## Aim of the exercise
Retype every line of the material below verbatim, omitting the pictures from your answer.

Layout dataset entries:
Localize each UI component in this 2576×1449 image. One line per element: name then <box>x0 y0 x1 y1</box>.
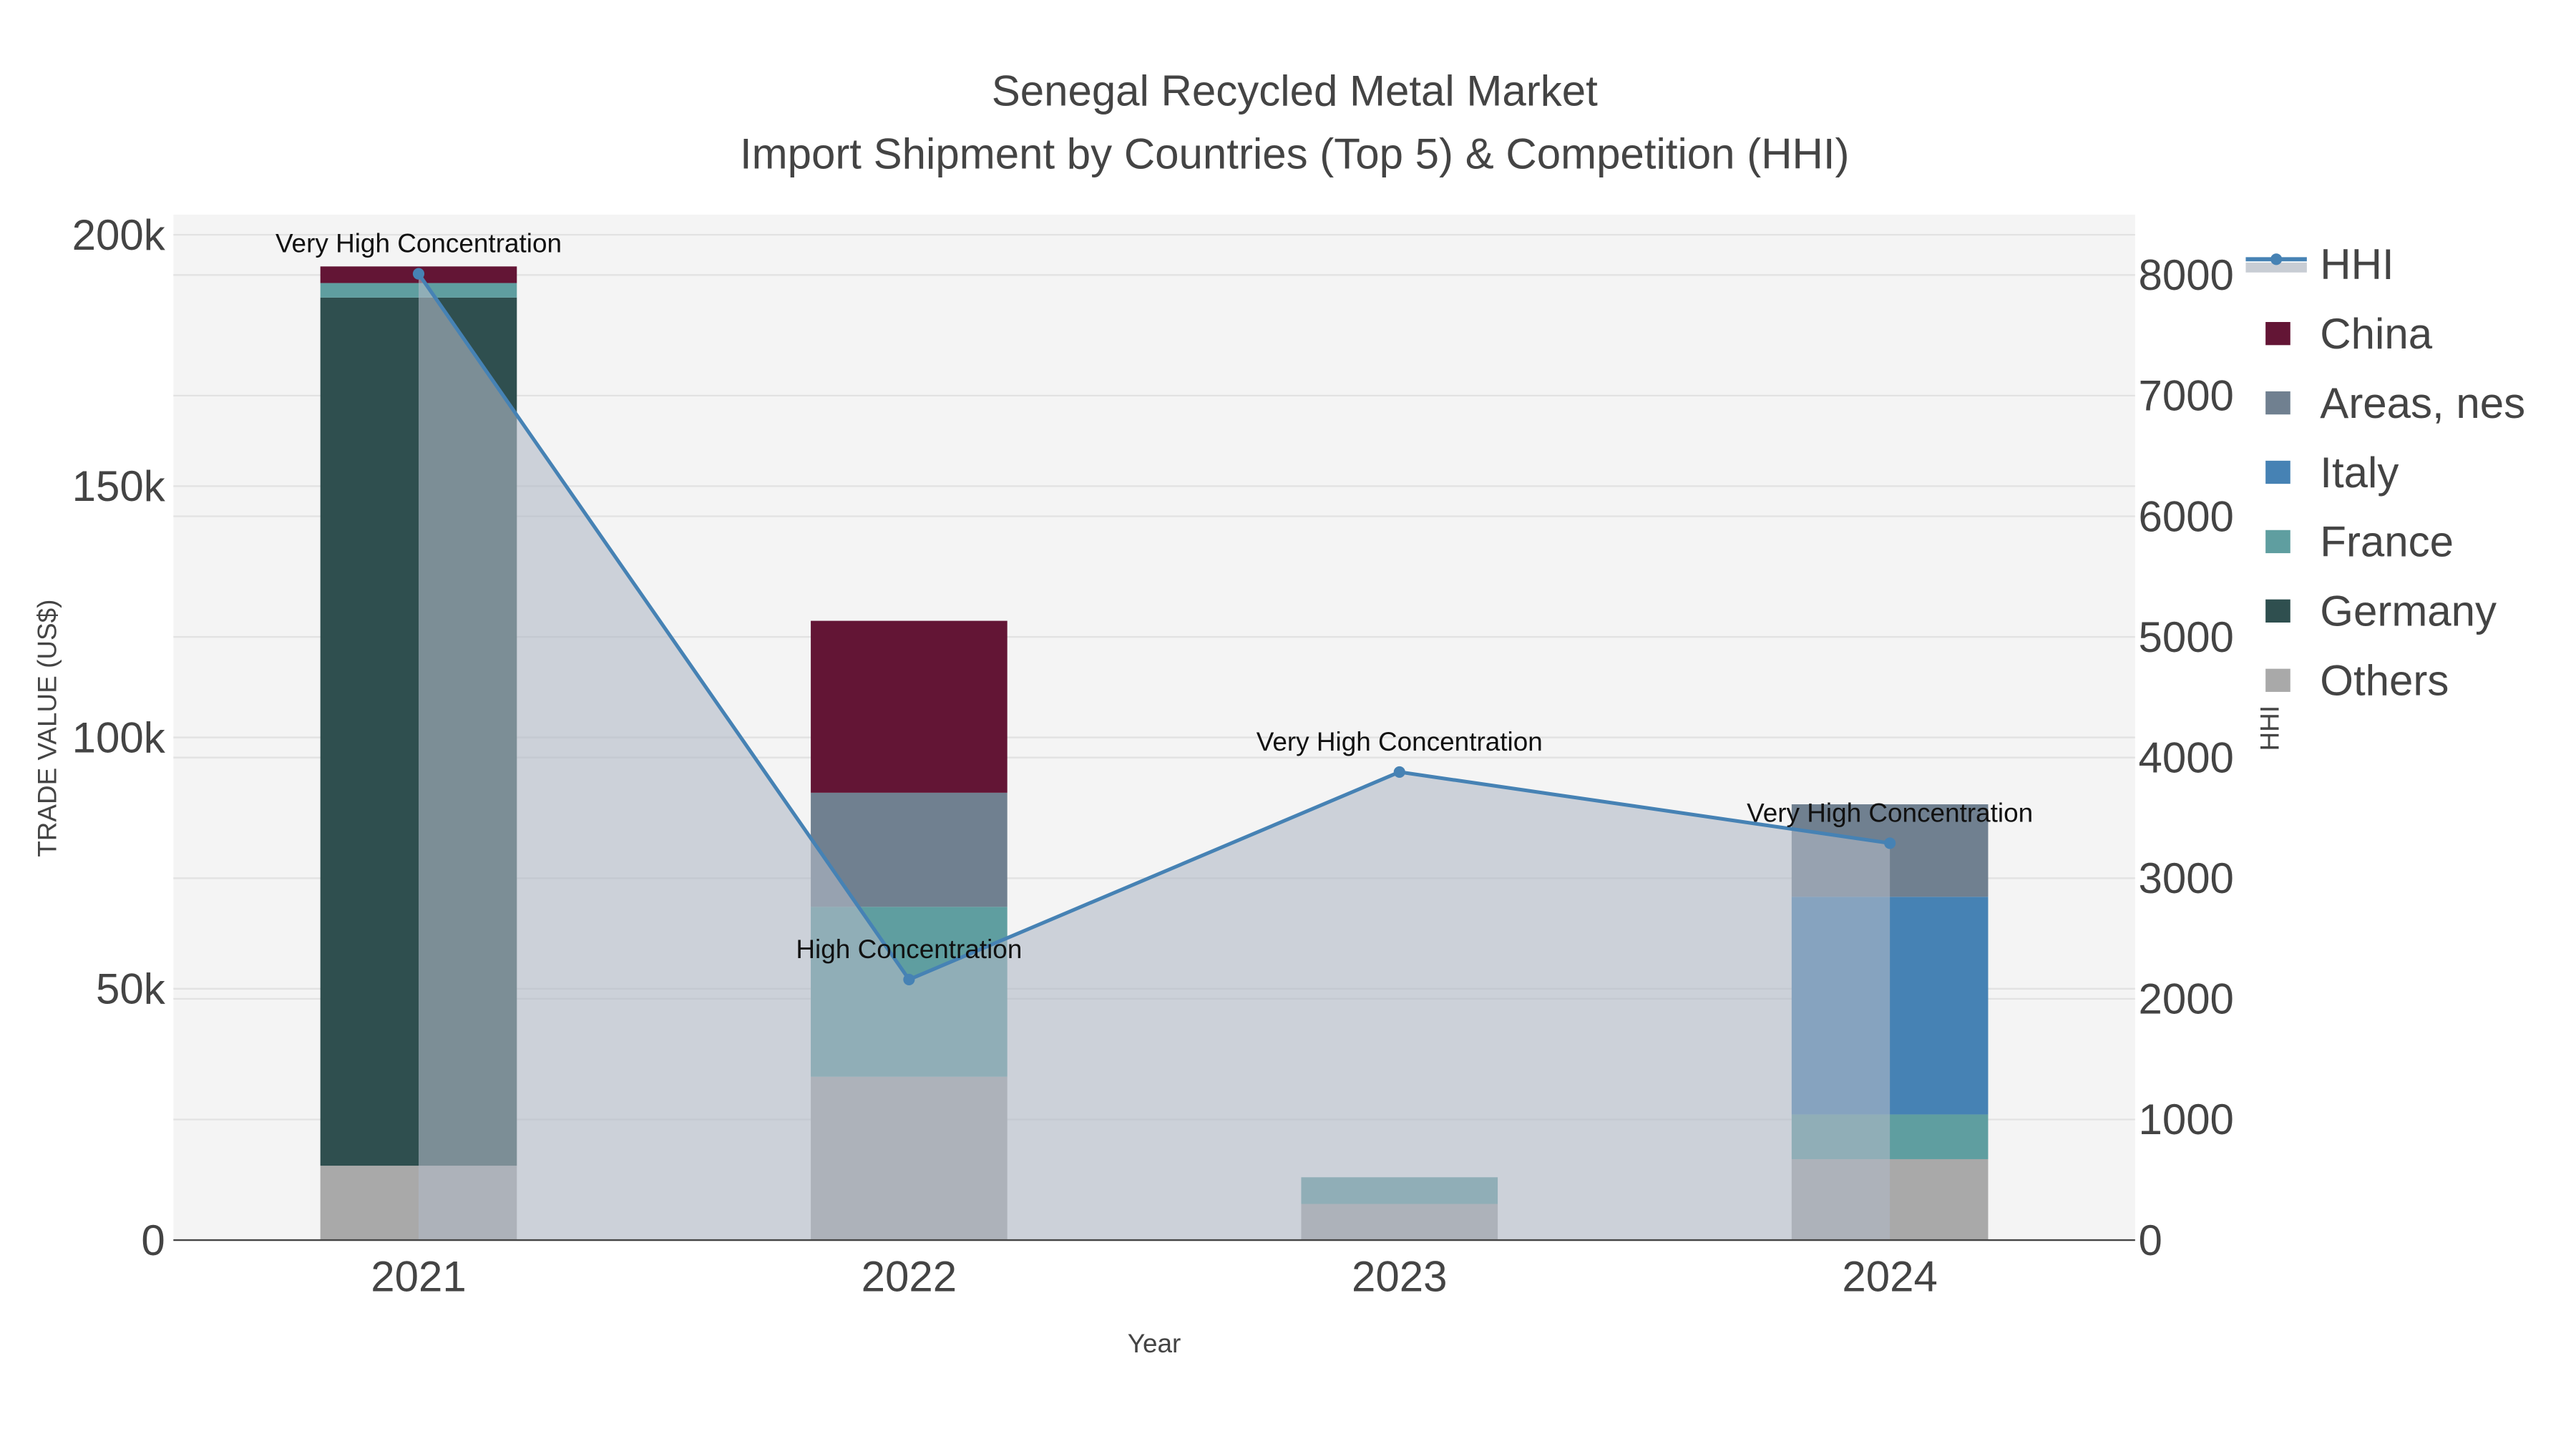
legend-label-china: China <box>2320 310 2432 358</box>
legend-swatch-france <box>2265 530 2290 554</box>
y2-tick-label: 7000 <box>2138 372 2233 420</box>
chart-title-line1: Senegal Recycled Metal Market <box>992 67 1598 115</box>
y-axis-label: TRADE VALUE (US$) <box>32 600 62 857</box>
y2-axis-label: HHI <box>2255 706 2285 751</box>
legend-swatch-others <box>2265 668 2290 692</box>
y2-tick-label: 3000 <box>2138 854 2233 902</box>
legend-swatch-italy <box>2265 460 2290 484</box>
y2-tick-label: 8000 <box>2138 251 2233 299</box>
legend-label-others: Others <box>2320 657 2449 705</box>
hhi-point-2024 <box>1884 837 1896 849</box>
x-tick-label: 2023 <box>1352 1253 1447 1301</box>
legend-label-areas-nes: Areas, nes <box>2320 379 2525 427</box>
legend-swatch-areas-nes <box>2265 391 2290 415</box>
y2-tick-label: 5000 <box>2138 613 2233 661</box>
y2-tick-label: 1000 <box>2138 1096 2233 1143</box>
legend-swatch-germany <box>2265 599 2290 623</box>
legend-label-france: France <box>2320 518 2454 566</box>
hhi-annotation-2022: High Concentration <box>796 935 1022 964</box>
legend-label-italy: Italy <box>2320 449 2399 497</box>
y2-tick-label: 6000 <box>2138 492 2233 540</box>
y2-axis-ticks: 0 1000 2000 3000 4000 5000 6000 7000 8000 <box>2138 251 2233 1264</box>
hhi-annotation-2021: Very High Concentration <box>275 229 562 258</box>
y-tick-label: 100k <box>72 713 166 761</box>
legend-hhi-marker <box>2270 253 2283 265</box>
legend-label-germany: Germany <box>2320 587 2497 635</box>
hhi-point-2022 <box>903 973 915 985</box>
y2-tick-label: 2000 <box>2138 975 2233 1023</box>
y-tick-label: 50k <box>96 965 166 1013</box>
legend-label-hhi: HHI <box>2320 240 2394 288</box>
x-axis-label: Year <box>1128 1329 1181 1358</box>
bar-china-2022 <box>811 620 1008 793</box>
chart: Very High Concentration High Concentratio… <box>0 0 2576 1449</box>
x-tick-label: 2024 <box>1842 1253 1937 1301</box>
hhi-point-2023 <box>1393 766 1405 778</box>
y-tick-label: 150k <box>72 462 166 510</box>
chart-title-line2: Import Shipment by Countries (Top 5) & C… <box>740 130 1850 177</box>
x-tick-label: 2021 <box>371 1253 466 1301</box>
y2-tick-label: 0 <box>2138 1216 2162 1264</box>
x-tick-label: 2022 <box>862 1253 957 1301</box>
hhi-point-2021 <box>412 268 425 280</box>
hhi-annotation-2023: Very High Concentration <box>1257 727 1543 756</box>
hhi-annotation-2024: Very High Concentration <box>1747 798 2033 827</box>
legend-swatch-china <box>2265 322 2290 346</box>
y2-tick-label: 4000 <box>2138 733 2233 781</box>
y-tick-label: 0 <box>141 1216 165 1264</box>
y-tick-label: 200k <box>72 211 166 259</box>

## Exercise answer
Localize each UI component in this 2576×1449 image. One line per element: name then <box>x0 y0 x1 y1</box>.
legend-label-china: China <box>2320 310 2432 358</box>
legend-swatch-france <box>2265 530 2290 554</box>
y2-tick-label: 7000 <box>2138 372 2233 420</box>
chart-title-line1: Senegal Recycled Metal Market <box>992 67 1598 115</box>
y-axis-label: TRADE VALUE (US$) <box>32 600 62 857</box>
y2-axis-label: HHI <box>2255 706 2285 751</box>
legend-swatch-others <box>2265 668 2290 692</box>
y2-tick-label: 3000 <box>2138 854 2233 902</box>
legend-swatch-italy <box>2265 460 2290 484</box>
y2-tick-label: 8000 <box>2138 251 2233 299</box>
legend-label-others: Others <box>2320 657 2449 705</box>
hhi-point-2024 <box>1884 837 1896 849</box>
x-tick-label: 2023 <box>1352 1253 1447 1301</box>
legend-label-areas-nes: Areas, nes <box>2320 379 2525 427</box>
legend-swatch-areas-nes <box>2265 391 2290 415</box>
y2-tick-label: 5000 <box>2138 613 2233 661</box>
y2-tick-label: 1000 <box>2138 1096 2233 1143</box>
legend-swatch-germany <box>2265 599 2290 623</box>
legend-label-france: France <box>2320 518 2454 566</box>
hhi-annotation-2022: High Concentration <box>796 935 1022 964</box>
legend-label-italy: Italy <box>2320 449 2399 497</box>
y2-tick-label: 6000 <box>2138 492 2233 540</box>
y2-axis-ticks: 0 1000 2000 3000 4000 5000 6000 7000 8000 <box>2138 251 2233 1264</box>
hhi-annotation-2021: Very High Concentration <box>275 229 562 258</box>
y-tick-label: 100k <box>72 713 166 761</box>
legend-hhi-marker <box>2270 253 2283 265</box>
legend-label-germany: Germany <box>2320 587 2497 635</box>
hhi-point-2022 <box>903 973 915 985</box>
y2-tick-label: 2000 <box>2138 975 2233 1023</box>
y-tick-label: 50k <box>96 965 166 1013</box>
legend-label-hhi: HHI <box>2320 240 2394 288</box>
x-axis-label: Year <box>1128 1329 1181 1358</box>
bar-china-2022 <box>811 620 1008 793</box>
chart: Very High Concentration High Concentratio… <box>0 0 2576 1449</box>
x-tick-label: 2024 <box>1842 1253 1937 1301</box>
hhi-point-2023 <box>1393 766 1405 778</box>
y-tick-label: 150k <box>72 462 166 510</box>
chart-title-line2: Import Shipment by Countries (Top 5) & C… <box>740 130 1850 177</box>
x-tick-label: 2021 <box>371 1253 466 1301</box>
y2-tick-label: 0 <box>2138 1216 2162 1264</box>
x-tick-label: 2022 <box>862 1253 957 1301</box>
hhi-point-2021 <box>412 268 425 280</box>
hhi-annotation-2023: Very High Concentration <box>1257 727 1543 756</box>
hhi-annotation-2024: Very High Concentration <box>1747 798 2033 827</box>
legend-swatch-china <box>2265 322 2290 346</box>
y2-tick-label: 4000 <box>2138 733 2233 781</box>
y-tick-label: 0 <box>141 1216 165 1264</box>
y-tick-label: 200k <box>72 211 166 259</box>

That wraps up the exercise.